_Goal_: Could you write out the records below exactly as they appear, leaving out any pictures?

_Listed entries_:
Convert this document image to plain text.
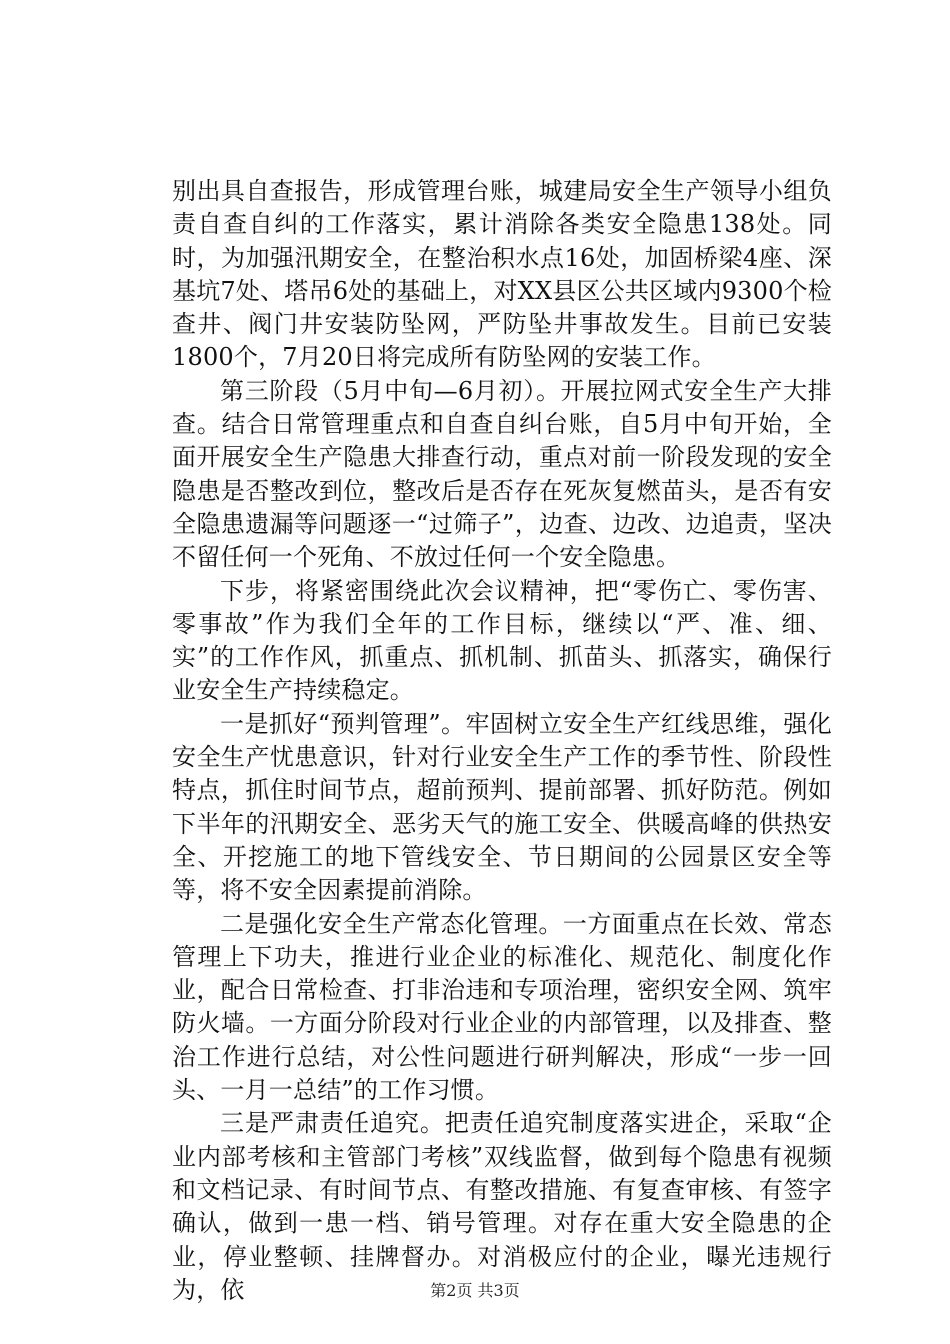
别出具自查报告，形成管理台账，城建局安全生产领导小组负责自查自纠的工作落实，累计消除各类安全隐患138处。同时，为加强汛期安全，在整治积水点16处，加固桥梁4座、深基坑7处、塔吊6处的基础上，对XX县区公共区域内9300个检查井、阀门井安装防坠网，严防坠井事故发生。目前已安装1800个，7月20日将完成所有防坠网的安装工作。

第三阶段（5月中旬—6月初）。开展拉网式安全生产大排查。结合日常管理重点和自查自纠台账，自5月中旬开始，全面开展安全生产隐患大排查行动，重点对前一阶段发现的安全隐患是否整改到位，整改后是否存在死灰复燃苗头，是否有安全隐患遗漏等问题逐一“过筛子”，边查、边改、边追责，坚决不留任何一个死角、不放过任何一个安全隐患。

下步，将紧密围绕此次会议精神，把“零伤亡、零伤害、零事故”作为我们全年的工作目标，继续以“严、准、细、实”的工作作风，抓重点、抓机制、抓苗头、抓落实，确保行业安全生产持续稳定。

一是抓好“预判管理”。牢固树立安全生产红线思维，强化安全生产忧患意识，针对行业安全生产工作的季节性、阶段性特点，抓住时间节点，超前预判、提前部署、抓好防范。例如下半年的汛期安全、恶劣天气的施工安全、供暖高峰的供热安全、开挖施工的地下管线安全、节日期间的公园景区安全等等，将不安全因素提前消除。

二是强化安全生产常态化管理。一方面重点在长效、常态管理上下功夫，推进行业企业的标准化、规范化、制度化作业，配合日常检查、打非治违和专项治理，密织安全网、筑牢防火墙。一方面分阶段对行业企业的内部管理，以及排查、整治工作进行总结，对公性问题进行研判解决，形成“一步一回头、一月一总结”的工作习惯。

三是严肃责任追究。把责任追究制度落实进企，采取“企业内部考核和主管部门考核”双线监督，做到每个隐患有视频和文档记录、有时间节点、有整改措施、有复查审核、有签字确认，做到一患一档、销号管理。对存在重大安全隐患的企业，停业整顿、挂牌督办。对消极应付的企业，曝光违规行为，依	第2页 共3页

_Response to this exercise_:
Convert this document image to plain text.
别出具自查报告，形成管理台账，城建局安全生产领导小组负责自查自纠的工作落实，累计消除各类安全隐患138处。同时，为加强汛期安全，在整治积水点16处，加固桥梁4座、深基坑7处、塔吊6处的基础上，对XX县区公共区域内9300个检查井、阀门井安装防坠网，严防坠井事故发生。目前已安装1800个，7月20日将完成所有防坠网的安装工作。

第三阶段（5月中旬—6月初）。开展拉网式安全生产大排查。结合日常管理重点和自查自纠台账，自5月中旬开始，全面开展安全生产隐患大排查行动，重点对前一阶段发现的安全隐患是否整改到位，整改后是否存在死灰复燃苗头，是否有安全隐患遗漏等问题逐一“过筛子”，边查、边改、边追责，坚决不留任何一个死角、不放过任何一个安全隐患。

下步，将紧密围绕此次会议精神，把“零伤亡、零伤害、零事故”作为我们全年的工作目标，继续以“严、准、细、实”的工作作风，抓重点、抓机制、抓苗头、抓落实，确保行业安全生产持续稳定。

一是抓好“预判管理”。牢固树立安全生产红线思维，强化安全生产忧患意识，针对行业安全生产工作的季节性、阶段性特点，抓住时间节点，超前预判、提前部署、抓好防范。例如下半年的汛期安全、恶劣天气的施工安全、供暖高峰的供热安全、开挖施工的地下管线安全、节日期间的公园景区安全等等，将不安全因素提前消除。

二是强化安全生产常态化管理。一方面重点在长效、常态管理上下功夫，推进行业企业的标准化、规范化、制度化作业，配合日常检查、打非治违和专项治理，密织安全网、筑牢防火墙。一方面分阶段对行业企业的内部管理，以及排查、整治工作进行总结，对公性问题进行研判解决，形成“一步一回头、一月一总结”的工作习惯。

三是严肃责任追究。把责任追究制度落实进企，采取“企业内部考核和主管部门考核”双线监督，做到每个隐患有视频和文档记录、有时间节点、有整改措施、有复查审核、有签字确认，做到一患一档、销号管理。对存在重大安全隐患的企业，停业整顿、挂牌督办。对消极应付的企业，曝光违规行为，依	第2页 共3页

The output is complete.